-- Begin Materials provided --
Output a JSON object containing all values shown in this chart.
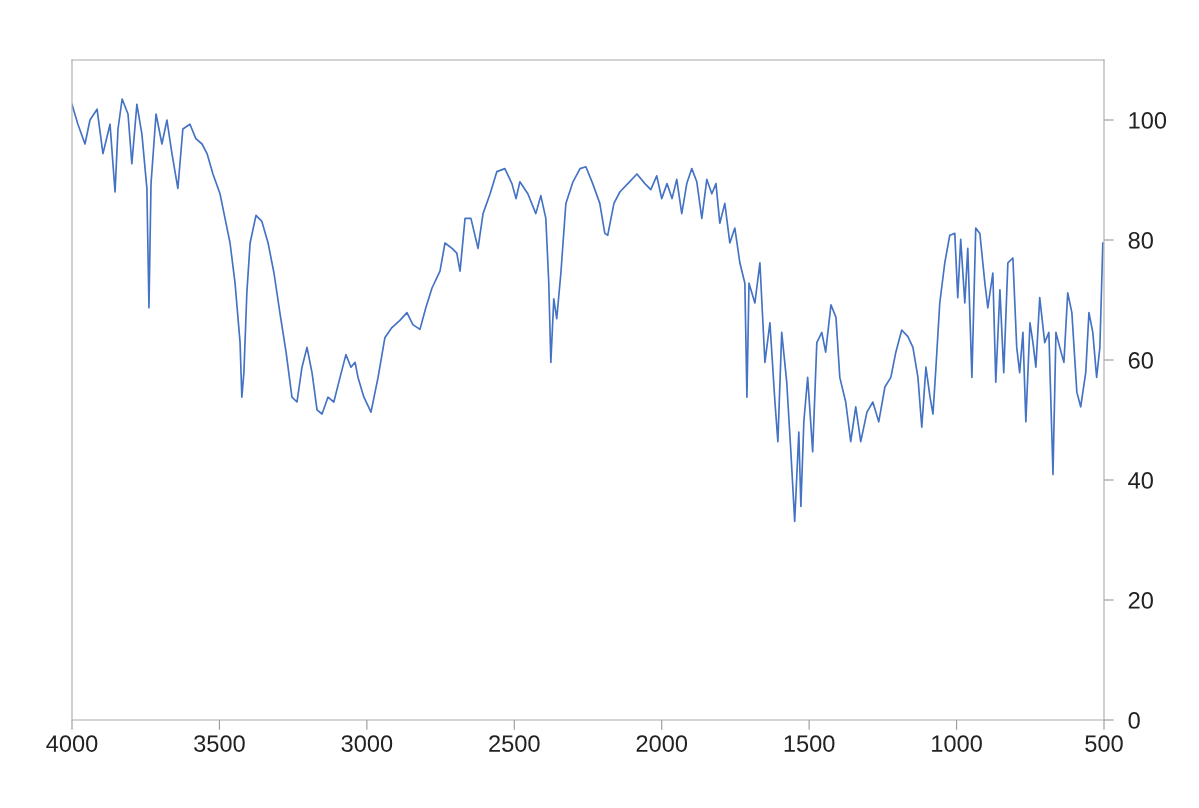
{
  "chart_data": {
    "type": "line",
    "color": "#4472c4",
    "x": [
      4000,
      3980,
      3956,
      3939,
      3915,
      3895,
      3871,
      3854,
      3844,
      3830,
      3810,
      3797,
      3780,
      3763,
      3746,
      3739,
      3732,
      3715,
      3695,
      3678,
      3661,
      3641,
      3624,
      3600,
      3580,
      3559,
      3542,
      3522,
      3498,
      3481,
      3464,
      3447,
      3430,
      3424,
      3417,
      3407,
      3396,
      3376,
      3356,
      3335,
      3315,
      3295,
      3274,
      3254,
      3237,
      3220,
      3203,
      3186,
      3169,
      3152,
      3132,
      3112,
      3091,
      3071,
      3054,
      3040,
      3030,
      3010,
      2986,
      2962,
      2939,
      2915,
      2888,
      2864,
      2844,
      2820,
      2800,
      2779,
      2752,
      2735,
      2711,
      2695,
      2684,
      2667,
      2647,
      2623,
      2606,
      2582,
      2559,
      2532,
      2508,
      2494,
      2481,
      2454,
      2427,
      2410,
      2393,
      2383,
      2376,
      2366,
      2356,
      2342,
      2325,
      2301,
      2277,
      2257,
      2234,
      2210,
      2193,
      2183,
      2162,
      2142,
      2115,
      2084,
      2057,
      2037,
      2017,
      2000,
      1982,
      1965,
      1949,
      1932,
      1915,
      1898,
      1881,
      1864,
      1847,
      1830,
      1816,
      1803,
      1786,
      1769,
      1752,
      1735,
      1718,
      1711,
      1704,
      1684,
      1667,
      1650,
      1633,
      1616,
      1606,
      1593,
      1576,
      1562,
      1549,
      1535,
      1528,
      1518,
      1505,
      1488,
      1474,
      1457,
      1444,
      1426,
      1409,
      1396,
      1376,
      1359,
      1342,
      1325,
      1304,
      1284,
      1264,
      1243,
      1223,
      1206,
      1186,
      1165,
      1148,
      1131,
      1118,
      1104,
      1090,
      1080,
      1070,
      1057,
      1040,
      1023,
      1006,
      996,
      986,
      972,
      962,
      948,
      935,
      921,
      904,
      894,
      877,
      867,
      853,
      840,
      826,
      809,
      796,
      786,
      775,
      765,
      751,
      741,
      731,
      718,
      701,
      687,
      673,
      663,
      650,
      636,
      623,
      609,
      592,
      579,
      562,
      551,
      538,
      525,
      514,
      504
    ],
    "values": [
      102.6,
      99.3,
      96,
      100,
      101.8,
      94.4,
      99.3,
      88,
      98.5,
      103.5,
      101,
      92.7,
      102.6,
      97.7,
      88.6,
      68.7,
      89.4,
      101,
      96,
      100,
      94.4,
      88.6,
      98.5,
      99.3,
      96.9,
      96,
      94.4,
      91,
      87.7,
      83.6,
      79.5,
      72.8,
      62.9,
      53.8,
      57.9,
      71.2,
      79.5,
      84.1,
      83.1,
      79.5,
      74.5,
      67.9,
      61.3,
      53.8,
      53,
      58.8,
      62.1,
      57.9,
      51.7,
      51,
      53.8,
      53,
      57.1,
      60.9,
      58.8,
      59.6,
      57.1,
      53.8,
      51.3,
      57.1,
      63.7,
      65.4,
      66.6,
      67.9,
      65.9,
      65.1,
      68.7,
      72,
      74.8,
      79.5,
      78.6,
      77.8,
      74.8,
      83.6,
      83.6,
      78.6,
      84.4,
      87.7,
      91.4,
      91.9,
      89.4,
      86.9,
      89.7,
      87.7,
      84.4,
      87.4,
      83.6,
      72.8,
      59.6,
      70.2,
      66.9,
      74.5,
      86.1,
      89.7,
      91.9,
      92.2,
      89.4,
      86.1,
      81.1,
      80.8,
      86.1,
      88,
      89.4,
      91,
      89.4,
      88.4,
      90.7,
      86.9,
      89.4,
      86.9,
      90.1,
      84.4,
      89.4,
      91.9,
      89.7,
      83.6,
      90.1,
      87.7,
      89.4,
      82.8,
      86.1,
      79.5,
      82,
      76.2,
      72.8,
      53.8,
      72.8,
      69.5,
      76.2,
      59.6,
      66.2,
      53,
      46.4,
      64.6,
      56.3,
      44.7,
      33.1,
      48,
      35.6,
      49.7,
      57.1,
      44.7,
      62.9,
      64.6,
      61.3,
      69.2,
      67.1,
      57.1,
      53,
      46.4,
      52.2,
      46.4,
      51.3,
      53,
      49.7,
      55.5,
      57.1,
      61.3,
      65,
      63.9,
      62.1,
      57.1,
      48.8,
      58.8,
      53.8,
      51,
      58.8,
      69.5,
      76.2,
      80.8,
      81.1,
      70.4,
      80.1,
      69.5,
      78.6,
      57.1,
      82,
      81.1,
      72.8,
      68.7,
      74.5,
      56.3,
      71.7,
      57.9,
      76.2,
      77,
      62.1,
      57.9,
      64.6,
      49.7,
      66.2,
      62.9,
      58.8,
      70.4,
      62.9,
      64.6,
      40.9,
      64.6,
      62.1,
      59.6,
      71.2,
      67.9,
      54.6,
      52.2,
      57.9,
      67.9,
      64.6,
      57.1,
      62.1,
      79.5
    ],
    "xlim": [
      4000,
      500
    ],
    "xticks": [
      4000,
      3500,
      3000,
      2500,
      2000,
      1500,
      1000,
      500
    ],
    "ylim": [
      0,
      110
    ],
    "yticks": [
      0,
      20,
      40,
      60,
      80,
      100
    ],
    "grid": false,
    "legend": false
  }
}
-- End Materials provided --
__Objective__. Leave out the pictures and return every record word for word.

__Problem solution__.
Output a JSON object containing all values shown in this chart.
{
  "chart_data": {
    "type": "line",
    "color": "#4472c4",
    "x": [
      4000,
      3980,
      3956,
      3939,
      3915,
      3895,
      3871,
      3854,
      3844,
      3830,
      3810,
      3797,
      3780,
      3763,
      3746,
      3739,
      3732,
      3715,
      3695,
      3678,
      3661,
      3641,
      3624,
      3600,
      3580,
      3559,
      3542,
      3522,
      3498,
      3481,
      3464,
      3447,
      3430,
      3424,
      3417,
      3407,
      3396,
      3376,
      3356,
      3335,
      3315,
      3295,
      3274,
      3254,
      3237,
      3220,
      3203,
      3186,
      3169,
      3152,
      3132,
      3112,
      3091,
      3071,
      3054,
      3040,
      3030,
      3010,
      2986,
      2962,
      2939,
      2915,
      2888,
      2864,
      2844,
      2820,
      2800,
      2779,
      2752,
      2735,
      2711,
      2695,
      2684,
      2667,
      2647,
      2623,
      2606,
      2582,
      2559,
      2532,
      2508,
      2494,
      2481,
      2454,
      2427,
      2410,
      2393,
      2383,
      2376,
      2366,
      2356,
      2342,
      2325,
      2301,
      2277,
      2257,
      2234,
      2210,
      2193,
      2183,
      2162,
      2142,
      2115,
      2084,
      2057,
      2037,
      2017,
      2000,
      1982,
      1965,
      1949,
      1932,
      1915,
      1898,
      1881,
      1864,
      1847,
      1830,
      1816,
      1803,
      1786,
      1769,
      1752,
      1735,
      1718,
      1711,
      1704,
      1684,
      1667,
      1650,
      1633,
      1616,
      1606,
      1593,
      1576,
      1562,
      1549,
      1535,
      1528,
      1518,
      1505,
      1488,
      1474,
      1457,
      1444,
      1426,
      1409,
      1396,
      1376,
      1359,
      1342,
      1325,
      1304,
      1284,
      1264,
      1243,
      1223,
      1206,
      1186,
      1165,
      1148,
      1131,
      1118,
      1104,
      1090,
      1080,
      1070,
      1057,
      1040,
      1023,
      1006,
      996,
      986,
      972,
      962,
      948,
      935,
      921,
      904,
      894,
      877,
      867,
      853,
      840,
      826,
      809,
      796,
      786,
      775,
      765,
      751,
      741,
      731,
      718,
      701,
      687,
      673,
      663,
      650,
      636,
      623,
      609,
      592,
      579,
      562,
      551,
      538,
      525,
      514,
      504
    ],
    "values": [
      102.6,
      99.3,
      96,
      100,
      101.8,
      94.4,
      99.3,
      88,
      98.5,
      103.5,
      101,
      92.7,
      102.6,
      97.7,
      88.6,
      68.7,
      89.4,
      101,
      96,
      100,
      94.4,
      88.6,
      98.5,
      99.3,
      96.9,
      96,
      94.4,
      91,
      87.7,
      83.6,
      79.5,
      72.8,
      62.9,
      53.8,
      57.9,
      71.2,
      79.5,
      84.1,
      83.1,
      79.5,
      74.5,
      67.9,
      61.3,
      53.8,
      53,
      58.8,
      62.1,
      57.9,
      51.7,
      51,
      53.8,
      53,
      57.1,
      60.9,
      58.8,
      59.6,
      57.1,
      53.8,
      51.3,
      57.1,
      63.7,
      65.4,
      66.6,
      67.9,
      65.9,
      65.1,
      68.7,
      72,
      74.8,
      79.5,
      78.6,
      77.8,
      74.8,
      83.6,
      83.6,
      78.6,
      84.4,
      87.7,
      91.4,
      91.9,
      89.4,
      86.9,
      89.7,
      87.7,
      84.4,
      87.4,
      83.6,
      72.8,
      59.6,
      70.2,
      66.9,
      74.5,
      86.1,
      89.7,
      91.9,
      92.2,
      89.4,
      86.1,
      81.1,
      80.8,
      86.1,
      88,
      89.4,
      91,
      89.4,
      88.4,
      90.7,
      86.9,
      89.4,
      86.9,
      90.1,
      84.4,
      89.4,
      91.9,
      89.7,
      83.6,
      90.1,
      87.7,
      89.4,
      82.8,
      86.1,
      79.5,
      82,
      76.2,
      72.8,
      53.8,
      72.8,
      69.5,
      76.2,
      59.6,
      66.2,
      53,
      46.4,
      64.6,
      56.3,
      44.7,
      33.1,
      48,
      35.6,
      49.7,
      57.1,
      44.7,
      62.9,
      64.6,
      61.3,
      69.2,
      67.1,
      57.1,
      53,
      46.4,
      52.2,
      46.4,
      51.3,
      53,
      49.7,
      55.5,
      57.1,
      61.3,
      65,
      63.9,
      62.1,
      57.1,
      48.8,
      58.8,
      53.8,
      51,
      58.8,
      69.5,
      76.2,
      80.8,
      81.1,
      70.4,
      80.1,
      69.5,
      78.6,
      57.1,
      82,
      81.1,
      72.8,
      68.7,
      74.5,
      56.3,
      71.7,
      57.9,
      76.2,
      77,
      62.1,
      57.9,
      64.6,
      49.7,
      66.2,
      62.9,
      58.8,
      70.4,
      62.9,
      64.6,
      40.9,
      64.6,
      62.1,
      59.6,
      71.2,
      67.9,
      54.6,
      52.2,
      57.9,
      67.9,
      64.6,
      57.1,
      62.1,
      79.5
    ],
    "xlim": [
      4000,
      500
    ],
    "xticks": [
      4000,
      3500,
      3000,
      2500,
      2000,
      1500,
      1000,
      500
    ],
    "ylim": [
      0,
      110
    ],
    "yticks": [
      0,
      20,
      40,
      60,
      80,
      100
    ],
    "grid": false,
    "legend": false
  }
}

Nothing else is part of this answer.